* _TASK DESCRIPTION_: List all lines of the data that include the string "Note".

* _INPUT DATA_:
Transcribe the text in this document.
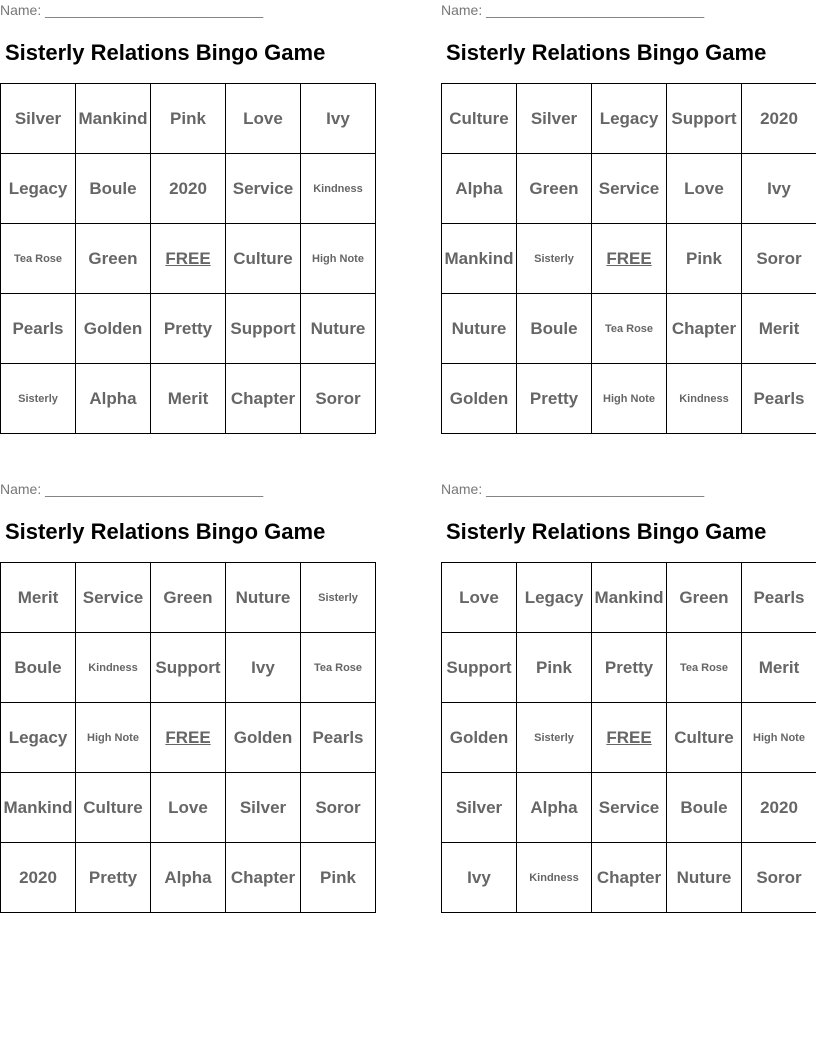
Name: ____________________________
Sisterly Relations Bingo Game
Silver	Mankind	Pink	Love	Ivy
Legacy	Boule	2020	Service	Kindness
Tea Rose	Green	FREE	Culture	High Note
Pearls	Golden	Pretty	Support	Nuture
Sisterly	Alpha	Merit	Chapter	Soror
Name: ____________________________
Sisterly Relations Bingo Game
Culture	Silver	Legacy	Support	2020
Alpha	Green	Service	Love	Ivy
Mankind	Sisterly	FREE	Pink	Soror
Nuture	Boule	Tea Rose	Chapter	Merit
Golden	Pretty	High Note	Kindness	Pearls
Name: ____________________________
Sisterly Relations Bingo Game
Merit	Service	Green	Nuture	Sisterly
Boule	Kindness	Support	Ivy	Tea Rose
Legacy	High Note	FREE	Golden	Pearls
Mankind	Culture	Love	Silver	Soror
2020	Pretty	Alpha	Chapter	Pink
Name: ____________________________
Sisterly Relations Bingo Game
Love	Legacy	Mankind	Green	Pearls
Support	Pink	Pretty	Tea Rose	Merit
Golden	Sisterly	FREE	Culture	High Note
Silver	Alpha	Service	Boule	2020
Ivy	Kindness	Chapter	Nuture	Soror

* _WRITTEN RESPONSE_:
Tea Rose	Green	FREE	Culture	High Note
Golden	Pretty	High Note	Kindness	Pearls
Legacy	High Note	FREE	Golden	Pearls
Golden	Sisterly	FREE	Culture	High Note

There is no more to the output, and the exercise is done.